Set down exactly the lines running from the line with "Convert this document image to plain text." to the end of the listing below, both ends included.

**Raw records**
------------------------------------

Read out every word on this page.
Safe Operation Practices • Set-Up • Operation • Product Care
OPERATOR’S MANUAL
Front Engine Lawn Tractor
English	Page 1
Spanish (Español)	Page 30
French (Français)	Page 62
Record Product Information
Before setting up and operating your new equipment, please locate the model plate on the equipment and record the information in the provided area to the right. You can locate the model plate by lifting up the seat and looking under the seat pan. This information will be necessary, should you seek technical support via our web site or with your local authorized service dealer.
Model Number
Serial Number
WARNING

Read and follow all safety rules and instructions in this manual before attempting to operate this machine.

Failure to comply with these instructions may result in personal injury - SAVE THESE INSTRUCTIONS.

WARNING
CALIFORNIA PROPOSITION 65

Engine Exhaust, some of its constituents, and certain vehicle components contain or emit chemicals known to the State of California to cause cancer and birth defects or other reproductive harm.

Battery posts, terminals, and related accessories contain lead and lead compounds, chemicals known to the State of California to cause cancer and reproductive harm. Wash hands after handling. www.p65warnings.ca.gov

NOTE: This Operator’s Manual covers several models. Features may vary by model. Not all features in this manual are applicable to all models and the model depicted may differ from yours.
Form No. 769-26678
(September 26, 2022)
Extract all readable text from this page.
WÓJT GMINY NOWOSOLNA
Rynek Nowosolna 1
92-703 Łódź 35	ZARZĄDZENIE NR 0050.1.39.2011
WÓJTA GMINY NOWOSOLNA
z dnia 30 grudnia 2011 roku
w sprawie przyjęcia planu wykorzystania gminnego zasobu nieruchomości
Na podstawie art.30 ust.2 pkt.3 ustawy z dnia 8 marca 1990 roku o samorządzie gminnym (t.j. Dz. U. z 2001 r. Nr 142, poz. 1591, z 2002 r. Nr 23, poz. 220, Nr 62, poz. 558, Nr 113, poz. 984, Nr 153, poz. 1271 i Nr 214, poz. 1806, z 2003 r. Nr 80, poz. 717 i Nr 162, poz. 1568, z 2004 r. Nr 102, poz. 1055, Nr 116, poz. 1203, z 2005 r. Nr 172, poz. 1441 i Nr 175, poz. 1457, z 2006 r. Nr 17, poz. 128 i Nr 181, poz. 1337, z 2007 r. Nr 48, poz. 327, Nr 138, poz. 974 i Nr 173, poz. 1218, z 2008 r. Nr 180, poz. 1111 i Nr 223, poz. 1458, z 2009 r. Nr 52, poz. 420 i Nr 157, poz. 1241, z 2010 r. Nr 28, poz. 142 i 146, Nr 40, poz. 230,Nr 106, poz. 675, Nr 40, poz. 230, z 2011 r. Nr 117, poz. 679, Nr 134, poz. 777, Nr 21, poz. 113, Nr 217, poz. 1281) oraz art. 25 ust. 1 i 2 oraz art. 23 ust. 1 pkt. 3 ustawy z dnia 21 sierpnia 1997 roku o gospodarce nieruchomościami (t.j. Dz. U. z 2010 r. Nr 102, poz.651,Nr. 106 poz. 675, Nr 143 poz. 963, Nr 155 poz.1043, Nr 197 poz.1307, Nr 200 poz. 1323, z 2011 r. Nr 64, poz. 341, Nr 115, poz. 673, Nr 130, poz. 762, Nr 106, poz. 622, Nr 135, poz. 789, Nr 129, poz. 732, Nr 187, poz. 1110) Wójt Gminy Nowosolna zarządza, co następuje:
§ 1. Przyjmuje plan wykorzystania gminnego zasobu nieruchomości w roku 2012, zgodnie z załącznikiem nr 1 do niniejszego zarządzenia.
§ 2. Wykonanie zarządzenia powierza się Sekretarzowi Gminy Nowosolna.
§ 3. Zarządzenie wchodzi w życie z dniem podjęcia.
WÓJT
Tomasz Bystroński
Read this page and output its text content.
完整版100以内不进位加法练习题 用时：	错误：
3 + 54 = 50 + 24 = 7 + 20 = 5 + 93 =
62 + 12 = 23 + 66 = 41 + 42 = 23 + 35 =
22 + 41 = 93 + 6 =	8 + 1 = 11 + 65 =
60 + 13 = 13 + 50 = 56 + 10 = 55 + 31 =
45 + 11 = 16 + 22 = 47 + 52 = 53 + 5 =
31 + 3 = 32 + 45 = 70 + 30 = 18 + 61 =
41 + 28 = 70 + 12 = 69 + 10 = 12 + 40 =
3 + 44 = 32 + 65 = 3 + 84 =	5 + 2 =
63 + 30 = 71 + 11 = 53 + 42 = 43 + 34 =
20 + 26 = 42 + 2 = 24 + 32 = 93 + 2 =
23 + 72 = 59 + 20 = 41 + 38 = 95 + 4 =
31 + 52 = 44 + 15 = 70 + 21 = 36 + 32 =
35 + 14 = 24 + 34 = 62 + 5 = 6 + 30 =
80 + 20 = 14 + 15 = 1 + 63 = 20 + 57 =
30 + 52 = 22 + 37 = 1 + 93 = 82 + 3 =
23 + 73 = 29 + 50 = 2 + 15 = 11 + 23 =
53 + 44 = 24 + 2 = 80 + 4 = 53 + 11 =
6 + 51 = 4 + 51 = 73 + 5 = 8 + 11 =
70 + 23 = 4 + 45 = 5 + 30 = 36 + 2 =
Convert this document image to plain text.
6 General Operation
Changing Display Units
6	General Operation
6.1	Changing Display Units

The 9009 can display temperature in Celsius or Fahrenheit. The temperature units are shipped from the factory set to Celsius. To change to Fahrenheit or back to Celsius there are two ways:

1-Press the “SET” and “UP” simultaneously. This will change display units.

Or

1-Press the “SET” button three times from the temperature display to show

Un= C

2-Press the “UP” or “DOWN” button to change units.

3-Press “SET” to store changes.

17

------------------------------------

**Exercise response**
Convert this document image to plain text.
6 General Operation
Changing Display Units
6	General Operation
6.1	Changing Display Units

The 9009 can display temperature in Celsius or Fahrenheit. The temperature units are shipped from the factory set to Celsius. To change to Fahrenheit or back to Celsius there are two ways:

1-Press the “SET” and “UP” simultaneously. This will change display units.

Or

1-Press the “SET” button three times from the temperature display to show

Un= C

2-Press the “UP” or “DOWN” button to change units.

3-Press “SET” to store changes.

17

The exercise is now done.